For the material that follows, list every line containing the word "steel".

─── Exercise material

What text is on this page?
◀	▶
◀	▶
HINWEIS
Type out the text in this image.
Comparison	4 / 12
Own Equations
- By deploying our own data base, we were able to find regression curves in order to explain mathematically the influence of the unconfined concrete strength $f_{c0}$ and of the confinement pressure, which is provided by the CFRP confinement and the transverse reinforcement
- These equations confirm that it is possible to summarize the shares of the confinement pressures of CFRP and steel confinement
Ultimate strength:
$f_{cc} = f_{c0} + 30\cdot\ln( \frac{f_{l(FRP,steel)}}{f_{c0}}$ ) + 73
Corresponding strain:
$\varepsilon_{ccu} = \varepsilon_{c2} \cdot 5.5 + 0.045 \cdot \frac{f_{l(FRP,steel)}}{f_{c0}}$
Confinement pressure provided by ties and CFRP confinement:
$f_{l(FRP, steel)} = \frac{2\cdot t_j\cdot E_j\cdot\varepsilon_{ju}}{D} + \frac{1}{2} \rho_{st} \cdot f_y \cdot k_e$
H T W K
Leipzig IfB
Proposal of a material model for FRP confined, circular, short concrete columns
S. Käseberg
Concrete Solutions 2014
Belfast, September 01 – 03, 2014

──────

_Solution for this task_
- These equations confirm that it is possible to summarize the shares of the confinement pressures of CFRP and steel confinement
$f_{cc} = f_{c0} + 30\cdot\ln( \frac{f_{l(FRP,steel)}}{f_{c0}}$ ) + 73
$\varepsilon_{ccu} = \varepsilon_{c2} \cdot 5.5 + 0.045 \cdot \frac{f_{l(FRP,steel)}}{f_{c0}}$
$f_{l(FRP, steel)} = \frac{2\cdot t_j\cdot E_j\cdot\varepsilon_{ju}}{D} + \frac{1}{2} \rho_{st} \cdot f_y \cdot k_e$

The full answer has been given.